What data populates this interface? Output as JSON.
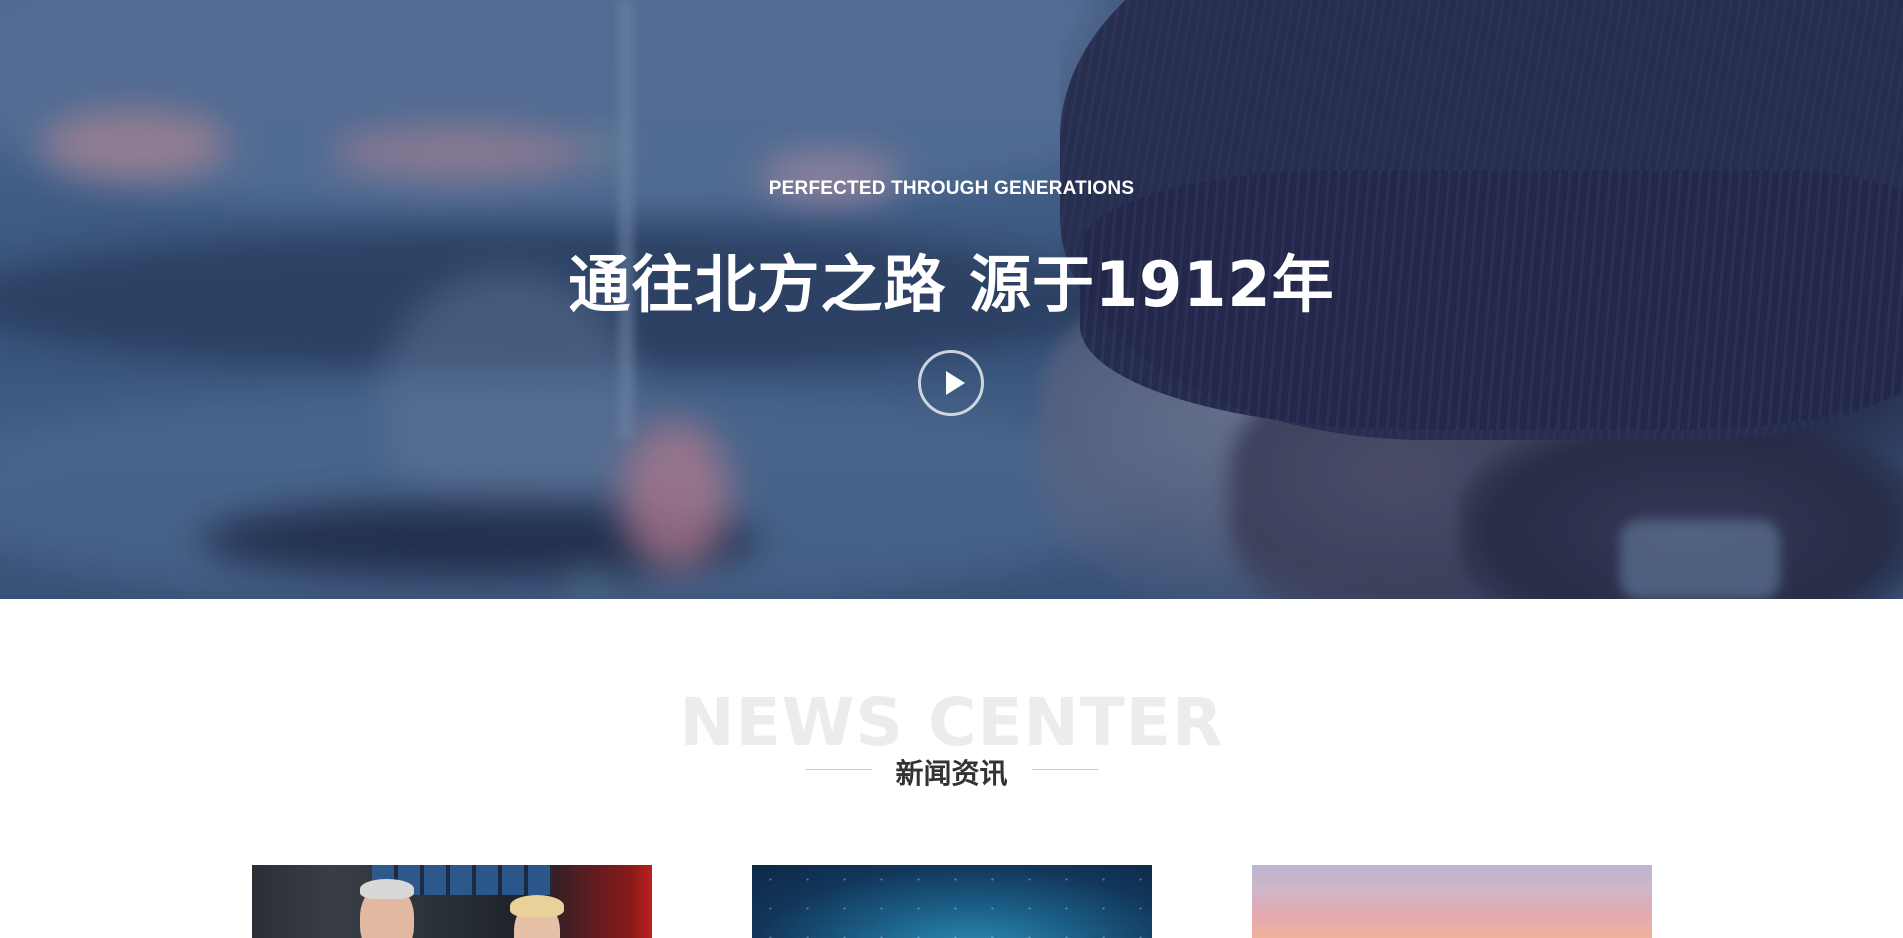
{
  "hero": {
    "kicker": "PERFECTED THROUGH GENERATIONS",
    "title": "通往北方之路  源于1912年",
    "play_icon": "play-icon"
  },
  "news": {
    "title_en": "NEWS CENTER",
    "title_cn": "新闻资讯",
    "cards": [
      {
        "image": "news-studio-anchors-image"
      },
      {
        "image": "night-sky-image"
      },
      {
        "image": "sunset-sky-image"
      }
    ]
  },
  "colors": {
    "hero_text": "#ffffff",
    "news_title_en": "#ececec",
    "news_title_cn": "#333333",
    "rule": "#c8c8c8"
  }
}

*Given exercise*:
Display every line of the listing that contains the string "image".

*Solution to this exercise*:
        "image": "news-studio-anchors-image"
        "image": "night-sky-image"
        "image": "sunset-sky-image"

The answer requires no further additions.